'''

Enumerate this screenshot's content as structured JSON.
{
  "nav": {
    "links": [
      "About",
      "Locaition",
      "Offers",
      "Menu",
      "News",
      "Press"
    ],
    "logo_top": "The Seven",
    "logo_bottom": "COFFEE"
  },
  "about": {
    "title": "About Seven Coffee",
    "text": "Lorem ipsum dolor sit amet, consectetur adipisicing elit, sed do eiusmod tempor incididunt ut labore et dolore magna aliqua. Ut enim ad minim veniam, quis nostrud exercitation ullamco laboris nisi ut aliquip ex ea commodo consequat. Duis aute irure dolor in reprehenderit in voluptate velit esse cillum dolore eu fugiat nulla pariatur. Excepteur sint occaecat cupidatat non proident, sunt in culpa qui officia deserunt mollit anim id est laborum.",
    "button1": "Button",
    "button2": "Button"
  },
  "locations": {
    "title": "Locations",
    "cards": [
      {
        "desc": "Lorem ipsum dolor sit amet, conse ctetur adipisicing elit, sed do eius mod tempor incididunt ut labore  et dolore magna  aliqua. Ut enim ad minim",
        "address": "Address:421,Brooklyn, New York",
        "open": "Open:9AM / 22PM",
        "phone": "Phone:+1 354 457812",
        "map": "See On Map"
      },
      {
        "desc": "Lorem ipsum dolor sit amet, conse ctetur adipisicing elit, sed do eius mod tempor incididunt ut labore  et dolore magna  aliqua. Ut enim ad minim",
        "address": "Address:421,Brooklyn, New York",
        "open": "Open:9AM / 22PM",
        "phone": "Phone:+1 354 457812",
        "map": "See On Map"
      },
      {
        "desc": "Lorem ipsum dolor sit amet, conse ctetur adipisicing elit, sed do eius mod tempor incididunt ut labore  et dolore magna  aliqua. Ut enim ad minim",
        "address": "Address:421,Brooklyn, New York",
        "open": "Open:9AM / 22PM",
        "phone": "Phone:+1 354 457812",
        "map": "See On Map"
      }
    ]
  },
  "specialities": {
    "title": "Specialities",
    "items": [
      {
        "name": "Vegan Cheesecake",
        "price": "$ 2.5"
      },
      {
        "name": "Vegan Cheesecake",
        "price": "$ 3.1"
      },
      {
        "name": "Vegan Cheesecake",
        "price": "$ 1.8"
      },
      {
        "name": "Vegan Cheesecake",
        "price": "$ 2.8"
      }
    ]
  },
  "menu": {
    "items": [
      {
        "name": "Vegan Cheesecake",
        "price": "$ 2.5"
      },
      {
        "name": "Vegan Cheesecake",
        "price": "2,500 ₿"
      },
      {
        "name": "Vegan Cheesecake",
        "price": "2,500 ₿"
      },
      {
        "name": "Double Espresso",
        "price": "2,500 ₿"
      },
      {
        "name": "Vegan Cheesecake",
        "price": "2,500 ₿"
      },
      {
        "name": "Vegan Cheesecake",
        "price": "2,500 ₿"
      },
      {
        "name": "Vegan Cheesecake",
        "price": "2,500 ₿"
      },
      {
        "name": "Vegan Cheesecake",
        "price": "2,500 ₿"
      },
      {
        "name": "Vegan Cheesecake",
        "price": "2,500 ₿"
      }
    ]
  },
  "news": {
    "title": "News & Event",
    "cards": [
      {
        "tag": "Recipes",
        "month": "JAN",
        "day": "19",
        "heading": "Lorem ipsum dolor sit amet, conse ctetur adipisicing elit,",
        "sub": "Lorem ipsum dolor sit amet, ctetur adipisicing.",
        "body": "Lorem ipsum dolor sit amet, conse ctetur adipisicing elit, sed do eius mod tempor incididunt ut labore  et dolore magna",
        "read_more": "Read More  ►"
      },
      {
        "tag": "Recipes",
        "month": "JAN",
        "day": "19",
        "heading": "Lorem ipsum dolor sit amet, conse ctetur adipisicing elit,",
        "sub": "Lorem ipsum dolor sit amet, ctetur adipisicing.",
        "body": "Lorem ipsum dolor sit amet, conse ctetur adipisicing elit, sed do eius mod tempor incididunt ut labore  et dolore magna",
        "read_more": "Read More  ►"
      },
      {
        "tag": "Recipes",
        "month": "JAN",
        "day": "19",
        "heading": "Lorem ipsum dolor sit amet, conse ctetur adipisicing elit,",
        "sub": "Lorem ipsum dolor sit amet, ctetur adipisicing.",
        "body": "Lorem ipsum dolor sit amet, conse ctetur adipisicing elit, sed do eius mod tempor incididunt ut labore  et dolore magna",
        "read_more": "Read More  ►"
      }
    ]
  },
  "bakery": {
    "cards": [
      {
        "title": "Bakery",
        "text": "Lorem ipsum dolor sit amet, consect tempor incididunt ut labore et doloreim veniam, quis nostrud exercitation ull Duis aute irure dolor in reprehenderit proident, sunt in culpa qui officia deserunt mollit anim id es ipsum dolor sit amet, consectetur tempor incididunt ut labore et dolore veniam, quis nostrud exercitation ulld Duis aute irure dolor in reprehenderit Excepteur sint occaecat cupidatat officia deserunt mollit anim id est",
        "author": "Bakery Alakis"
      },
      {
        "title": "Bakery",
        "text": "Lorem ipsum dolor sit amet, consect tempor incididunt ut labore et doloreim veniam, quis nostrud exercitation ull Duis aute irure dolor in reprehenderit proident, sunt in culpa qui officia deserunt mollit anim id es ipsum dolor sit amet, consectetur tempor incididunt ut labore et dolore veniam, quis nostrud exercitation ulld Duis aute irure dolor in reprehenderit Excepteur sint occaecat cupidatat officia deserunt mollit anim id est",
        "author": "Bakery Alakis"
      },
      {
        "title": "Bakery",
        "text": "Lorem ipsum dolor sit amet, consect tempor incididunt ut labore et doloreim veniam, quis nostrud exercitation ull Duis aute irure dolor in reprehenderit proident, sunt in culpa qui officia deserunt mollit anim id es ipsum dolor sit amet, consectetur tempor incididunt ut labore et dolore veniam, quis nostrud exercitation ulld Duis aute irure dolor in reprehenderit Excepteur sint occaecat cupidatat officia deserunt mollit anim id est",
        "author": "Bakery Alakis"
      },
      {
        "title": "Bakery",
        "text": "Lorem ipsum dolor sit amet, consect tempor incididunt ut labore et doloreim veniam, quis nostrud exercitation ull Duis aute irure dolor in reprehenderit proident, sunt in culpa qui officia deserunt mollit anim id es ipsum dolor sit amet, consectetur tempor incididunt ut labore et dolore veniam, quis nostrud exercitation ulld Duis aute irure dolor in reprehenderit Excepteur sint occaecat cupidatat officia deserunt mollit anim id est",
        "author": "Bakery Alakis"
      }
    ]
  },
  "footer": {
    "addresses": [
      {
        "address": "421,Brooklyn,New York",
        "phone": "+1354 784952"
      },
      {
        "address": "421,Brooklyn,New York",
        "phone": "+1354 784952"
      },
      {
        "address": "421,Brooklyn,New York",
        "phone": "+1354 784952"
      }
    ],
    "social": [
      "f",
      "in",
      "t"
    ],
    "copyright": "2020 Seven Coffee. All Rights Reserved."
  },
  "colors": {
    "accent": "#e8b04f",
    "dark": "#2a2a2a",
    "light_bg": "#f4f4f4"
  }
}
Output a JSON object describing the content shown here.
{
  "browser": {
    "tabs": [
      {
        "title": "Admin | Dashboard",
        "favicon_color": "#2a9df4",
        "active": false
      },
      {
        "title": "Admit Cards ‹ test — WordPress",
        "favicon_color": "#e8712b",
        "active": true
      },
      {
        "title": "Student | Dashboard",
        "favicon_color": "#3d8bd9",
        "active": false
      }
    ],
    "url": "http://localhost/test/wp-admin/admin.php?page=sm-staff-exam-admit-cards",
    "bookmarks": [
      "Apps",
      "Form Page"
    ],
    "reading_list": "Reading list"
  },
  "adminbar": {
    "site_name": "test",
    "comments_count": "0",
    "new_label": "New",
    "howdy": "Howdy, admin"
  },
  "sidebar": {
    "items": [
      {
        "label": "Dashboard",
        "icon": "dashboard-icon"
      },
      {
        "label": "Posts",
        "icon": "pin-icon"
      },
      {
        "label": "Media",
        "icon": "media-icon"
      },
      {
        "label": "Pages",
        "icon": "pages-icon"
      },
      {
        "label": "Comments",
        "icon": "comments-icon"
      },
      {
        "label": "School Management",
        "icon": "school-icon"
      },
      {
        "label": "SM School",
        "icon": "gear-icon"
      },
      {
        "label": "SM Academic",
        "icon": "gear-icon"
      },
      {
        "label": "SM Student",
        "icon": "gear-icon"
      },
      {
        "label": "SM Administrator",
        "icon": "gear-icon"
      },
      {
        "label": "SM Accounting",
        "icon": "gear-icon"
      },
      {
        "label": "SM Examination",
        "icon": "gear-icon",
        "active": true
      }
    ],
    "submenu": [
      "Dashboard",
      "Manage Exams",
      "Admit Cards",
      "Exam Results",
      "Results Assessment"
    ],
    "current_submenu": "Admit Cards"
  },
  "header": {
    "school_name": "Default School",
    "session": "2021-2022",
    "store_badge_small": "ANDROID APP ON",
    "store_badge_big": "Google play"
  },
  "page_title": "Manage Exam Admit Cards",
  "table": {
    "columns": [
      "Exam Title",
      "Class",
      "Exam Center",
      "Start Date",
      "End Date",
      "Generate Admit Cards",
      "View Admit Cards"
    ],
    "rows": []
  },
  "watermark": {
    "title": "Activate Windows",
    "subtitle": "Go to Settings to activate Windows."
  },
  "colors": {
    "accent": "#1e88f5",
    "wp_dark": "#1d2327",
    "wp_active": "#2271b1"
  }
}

'''

### Given problem
Look over the listing. Pull out every line with the string "Windows" in it.

### Completed task
    "title": "Activate Windows",
    "subtitle": "Go to Settings to activate Windows."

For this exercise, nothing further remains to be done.